[Extracted records]

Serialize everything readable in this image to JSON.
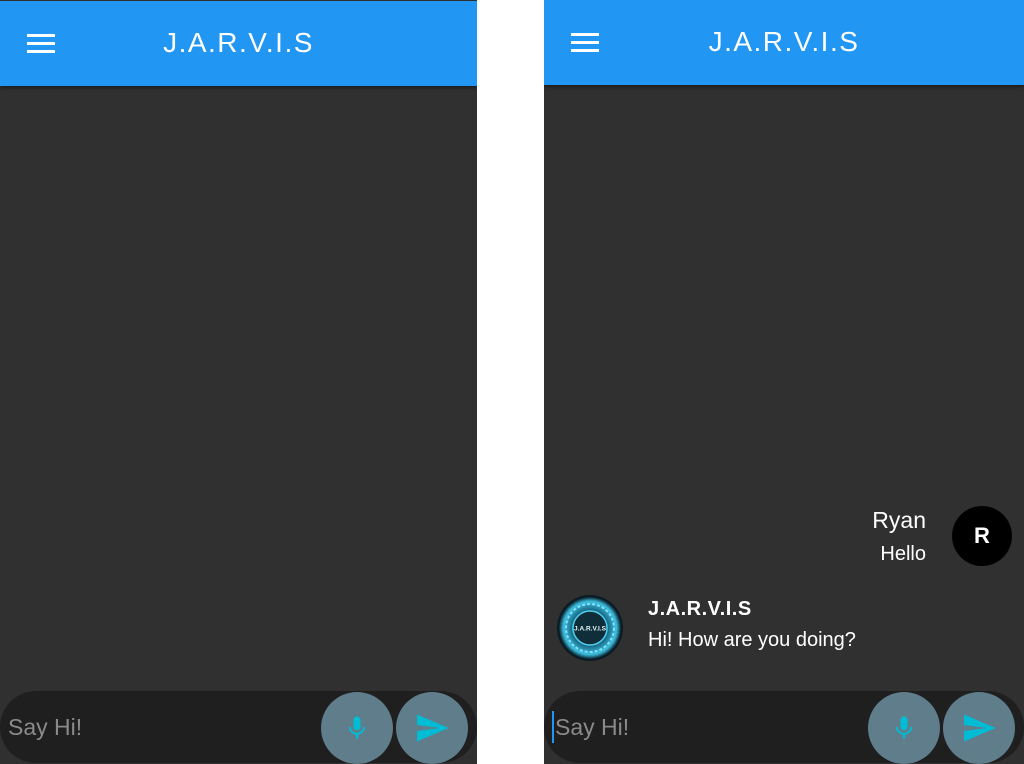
{
  "colors": {
    "appbar": "#2196f3",
    "background": "#303030",
    "input_bar": "#1f1f1f",
    "action_button": "#607d8b",
    "icon_accent": "#00bcd4",
    "user_avatar": "#000000"
  },
  "left_screen": {
    "title": "J.A.R.V.I.S",
    "input": {
      "placeholder": "Say Hi!",
      "value": ""
    }
  },
  "right_screen": {
    "title": "J.A.R.V.I.S",
    "messages": [
      {
        "sender": "Ryan",
        "avatar_letter": "R",
        "text": "Hello"
      },
      {
        "sender": "J.A.R.V.I.S",
        "avatar_label": "J.A.R.V.I.S",
        "text": "Hi! How are you doing?"
      }
    ],
    "input": {
      "placeholder": "Say Hi!",
      "value": ""
    }
  },
  "icons": {
    "menu": "menu-icon",
    "mic": "mic-icon",
    "send": "send-icon"
  }
}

== Short task ==
Each entry should be repeated exactly as it appears; the pictures stay out.

== Answer to the task ==
Serialize everything readable in this image to JSON.
{
  "colors": {
    "appbar": "#2196f3",
    "background": "#303030",
    "input_bar": "#1f1f1f",
    "action_button": "#607d8b",
    "icon_accent": "#00bcd4",
    "user_avatar": "#000000"
  },
  "left_screen": {
    "title": "J.A.R.V.I.S",
    "input": {
      "placeholder": "Say Hi!",
      "value": ""
    }
  },
  "right_screen": {
    "title": "J.A.R.V.I.S",
    "messages": [
      {
        "sender": "Ryan",
        "avatar_letter": "R",
        "text": "Hello"
      },
      {
        "sender": "J.A.R.V.I.S",
        "avatar_label": "J.A.R.V.I.S",
        "text": "Hi! How are you doing?"
      }
    ],
    "input": {
      "placeholder": "Say Hi!",
      "value": ""
    }
  },
  "icons": {
    "menu": "menu-icon",
    "mic": "mic-icon",
    "send": "send-icon"
  }
}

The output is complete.